The records below should be written out again, exactly.
*** EXCERPTED DATA ***
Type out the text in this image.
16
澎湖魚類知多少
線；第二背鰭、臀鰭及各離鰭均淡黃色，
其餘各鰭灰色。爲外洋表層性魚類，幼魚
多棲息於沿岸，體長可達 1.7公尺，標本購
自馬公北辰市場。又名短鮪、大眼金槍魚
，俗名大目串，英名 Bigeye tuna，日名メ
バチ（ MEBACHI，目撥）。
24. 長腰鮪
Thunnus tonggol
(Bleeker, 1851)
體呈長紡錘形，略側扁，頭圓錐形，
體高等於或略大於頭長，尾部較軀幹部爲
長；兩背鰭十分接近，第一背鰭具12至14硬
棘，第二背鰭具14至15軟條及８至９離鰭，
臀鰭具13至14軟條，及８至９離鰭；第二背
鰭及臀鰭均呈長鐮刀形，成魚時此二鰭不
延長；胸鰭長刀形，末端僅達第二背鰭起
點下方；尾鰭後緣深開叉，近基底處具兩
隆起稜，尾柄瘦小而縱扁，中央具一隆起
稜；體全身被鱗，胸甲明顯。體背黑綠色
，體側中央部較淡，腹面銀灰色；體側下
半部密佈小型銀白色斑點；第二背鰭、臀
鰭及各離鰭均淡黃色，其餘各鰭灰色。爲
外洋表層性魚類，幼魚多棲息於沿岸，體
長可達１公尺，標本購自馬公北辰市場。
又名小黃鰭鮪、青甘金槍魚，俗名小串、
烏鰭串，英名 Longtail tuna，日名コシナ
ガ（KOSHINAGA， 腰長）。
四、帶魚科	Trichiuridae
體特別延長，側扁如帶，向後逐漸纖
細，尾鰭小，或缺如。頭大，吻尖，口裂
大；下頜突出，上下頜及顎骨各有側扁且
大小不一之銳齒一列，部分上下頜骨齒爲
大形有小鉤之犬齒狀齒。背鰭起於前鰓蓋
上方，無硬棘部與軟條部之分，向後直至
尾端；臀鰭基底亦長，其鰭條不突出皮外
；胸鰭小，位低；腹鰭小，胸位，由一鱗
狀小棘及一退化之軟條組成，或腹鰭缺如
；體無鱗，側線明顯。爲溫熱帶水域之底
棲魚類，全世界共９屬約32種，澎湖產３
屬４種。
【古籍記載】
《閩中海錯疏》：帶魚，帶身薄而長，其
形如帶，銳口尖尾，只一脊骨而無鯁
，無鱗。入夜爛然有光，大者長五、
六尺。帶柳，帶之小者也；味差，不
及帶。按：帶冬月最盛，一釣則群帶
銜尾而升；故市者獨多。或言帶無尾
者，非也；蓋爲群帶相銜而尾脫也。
***
WRITTEN REPLY:
Type out the text in this image.
16
澎湖魚類知多少
線；第二背鰭、臀鰭及各離鰭均淡黃色，
其餘各鰭灰色。爲外洋表層性魚類，幼魚
多棲息於沿岸，體長可達 1.7公尺，標本購
自馬公北辰市場。又名短鮪、大眼金槍魚
，俗名大目串，英名 Bigeye tuna，日名メ
バチ（ MEBACHI，目撥）。
24. 長腰鮪
Thunnus tonggol
(Bleeker, 1851)
體呈長紡錘形，略側扁，頭圓錐形，
體高等於或略大於頭長，尾部較軀幹部爲
長；兩背鰭十分接近，第一背鰭具12至14硬
棘，第二背鰭具14至15軟條及８至９離鰭，
臀鰭具13至14軟條，及８至９離鰭；第二背
鰭及臀鰭均呈長鐮刀形，成魚時此二鰭不
延長；胸鰭長刀形，末端僅達第二背鰭起
點下方；尾鰭後緣深開叉，近基底處具兩
隆起稜，尾柄瘦小而縱扁，中央具一隆起
稜；體全身被鱗，胸甲明顯。體背黑綠色
，體側中央部較淡，腹面銀灰色；體側下
半部密佈小型銀白色斑點；第二背鰭、臀
鰭及各離鰭均淡黃色，其餘各鰭灰色。爲
外洋表層性魚類，幼魚多棲息於沿岸，體
長可達１公尺，標本購自馬公北辰市場。
又名小黃鰭鮪、青甘金槍魚，俗名小串、
烏鰭串，英名 Longtail tuna，日名コシナ
ガ（KOSHINAGA， 腰長）。
四、帶魚科	Trichiuridae
體特別延長，側扁如帶，向後逐漸纖
細，尾鰭小，或缺如。頭大，吻尖，口裂
大；下頜突出，上下頜及顎骨各有側扁且
大小不一之銳齒一列，部分上下頜骨齒爲
大形有小鉤之犬齒狀齒。背鰭起於前鰓蓋
上方，無硬棘部與軟條部之分，向後直至
尾端；臀鰭基底亦長，其鰭條不突出皮外
；胸鰭小，位低；腹鰭小，胸位，由一鱗
狀小棘及一退化之軟條組成，或腹鰭缺如
；體無鱗，側線明顯。爲溫熱帶水域之底
棲魚類，全世界共９屬約32種，澎湖產３
屬４種。
【古籍記載】
《閩中海錯疏》：帶魚，帶身薄而長，其
形如帶，銳口尖尾，只一脊骨而無鯁
，無鱗。入夜爛然有光，大者長五、
六尺。帶柳，帶之小者也；味差，不
及帶。按：帶冬月最盛，一釣則群帶
銜尾而升；故市者獨多。或言帶無尾
者，非也；蓋爲群帶相銜而尾脫也。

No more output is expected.